* _PROVIDED RECORDS_:
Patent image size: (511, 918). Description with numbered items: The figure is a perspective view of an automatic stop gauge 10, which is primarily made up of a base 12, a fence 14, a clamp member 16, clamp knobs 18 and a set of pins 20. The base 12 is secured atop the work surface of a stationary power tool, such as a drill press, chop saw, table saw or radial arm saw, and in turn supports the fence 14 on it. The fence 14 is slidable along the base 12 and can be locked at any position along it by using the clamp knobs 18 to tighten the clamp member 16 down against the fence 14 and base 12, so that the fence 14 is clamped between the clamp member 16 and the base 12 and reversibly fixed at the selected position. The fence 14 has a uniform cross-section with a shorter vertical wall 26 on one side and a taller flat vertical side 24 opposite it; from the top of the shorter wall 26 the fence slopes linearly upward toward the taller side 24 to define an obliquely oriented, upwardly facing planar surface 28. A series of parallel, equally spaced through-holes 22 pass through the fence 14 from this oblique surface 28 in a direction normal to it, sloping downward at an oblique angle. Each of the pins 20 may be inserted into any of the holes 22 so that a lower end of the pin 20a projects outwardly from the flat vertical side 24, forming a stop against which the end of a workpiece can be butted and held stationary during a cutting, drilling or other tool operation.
==
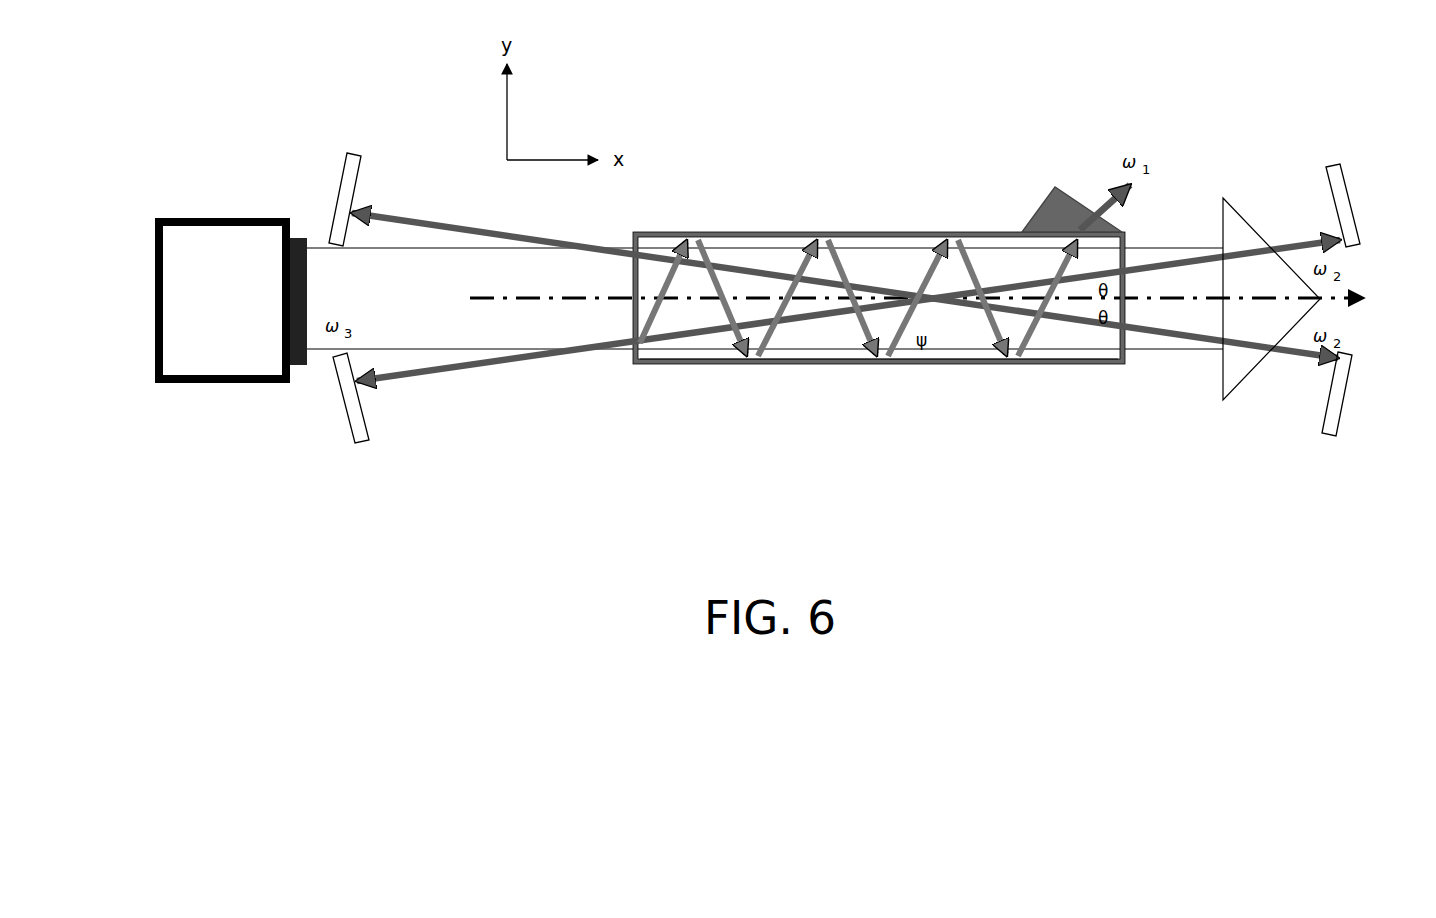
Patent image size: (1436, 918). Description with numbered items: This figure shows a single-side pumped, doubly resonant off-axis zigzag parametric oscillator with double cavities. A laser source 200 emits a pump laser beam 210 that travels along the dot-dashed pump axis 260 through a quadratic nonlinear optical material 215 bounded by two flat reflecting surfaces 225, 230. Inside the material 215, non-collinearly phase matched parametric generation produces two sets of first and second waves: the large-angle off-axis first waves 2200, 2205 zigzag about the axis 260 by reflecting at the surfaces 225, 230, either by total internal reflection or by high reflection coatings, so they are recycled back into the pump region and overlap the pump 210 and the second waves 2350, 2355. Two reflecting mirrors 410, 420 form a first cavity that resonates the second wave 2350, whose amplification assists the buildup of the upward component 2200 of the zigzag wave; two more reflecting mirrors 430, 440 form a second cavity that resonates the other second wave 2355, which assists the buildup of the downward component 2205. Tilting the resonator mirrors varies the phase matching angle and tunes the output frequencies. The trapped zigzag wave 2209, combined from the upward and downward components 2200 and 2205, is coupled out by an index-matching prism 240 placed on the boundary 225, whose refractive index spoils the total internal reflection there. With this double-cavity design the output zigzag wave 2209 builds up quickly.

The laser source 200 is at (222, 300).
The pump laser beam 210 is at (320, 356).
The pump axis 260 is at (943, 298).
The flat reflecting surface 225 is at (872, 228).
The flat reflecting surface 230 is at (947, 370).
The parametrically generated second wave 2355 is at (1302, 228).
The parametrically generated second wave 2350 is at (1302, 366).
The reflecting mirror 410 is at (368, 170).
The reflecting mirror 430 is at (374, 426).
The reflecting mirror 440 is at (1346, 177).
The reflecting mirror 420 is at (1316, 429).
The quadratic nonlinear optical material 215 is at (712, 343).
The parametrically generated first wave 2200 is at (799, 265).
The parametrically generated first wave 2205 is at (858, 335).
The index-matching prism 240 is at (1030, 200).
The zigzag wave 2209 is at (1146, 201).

* _WHAT THE EXERCISE ASKS_: Copy out every line above that contains the word "first".

* _ANSWER TO THE PROBLEM_:
Patent image size: (1436, 918). Description with numbered items: This figure shows a single-side pumped, doubly resonant off-axis zigzag parametric oscillator with double cavities. A laser source 200 emits a pump laser beam 210 that travels along the dot-dashed pump axis 260 through a quadratic nonlinear optical material 215 bounded by two flat reflecting surfaces 225, 230. Inside the material 215, non-collinearly phase matched parametric generation produces two sets of first and second waves: the large-angle off-axis first waves 2200, 2205 zigzag about the axis 260 by reflecting at the surfaces 225, 230, either by total internal reflection or by high reflection coatings, so they are recycled back into the pump region and overlap the pump 210 and the second waves 2350, 2355. Two reflecting mirrors 410, 420 form a first cavity that resonates the second wave 2350, whose amplification assists the buildup of the upward component 2200 of the zigzag wave; two more reflecting mirrors 430, 440 form a second cavity that resonates the other second wave 2355, which assists the buildup of the downward component 2205. Tilting the resonator mirrors varies the phase matching angle and tunes the output frequencies. The trapped zigzag wave 2209, combined from the upward and downward components 2200 and 2205, is coupled out by an index-matching prism 240 placed on the boundary 225, whose refractive index spoils the total internal reflection there. With this double-cavity design the output zigzag wave 2209 builds up quickly.
The parametrically generated first wave 2200 is at (799, 265).
The parametrically generated first wave 2205 is at (858, 335).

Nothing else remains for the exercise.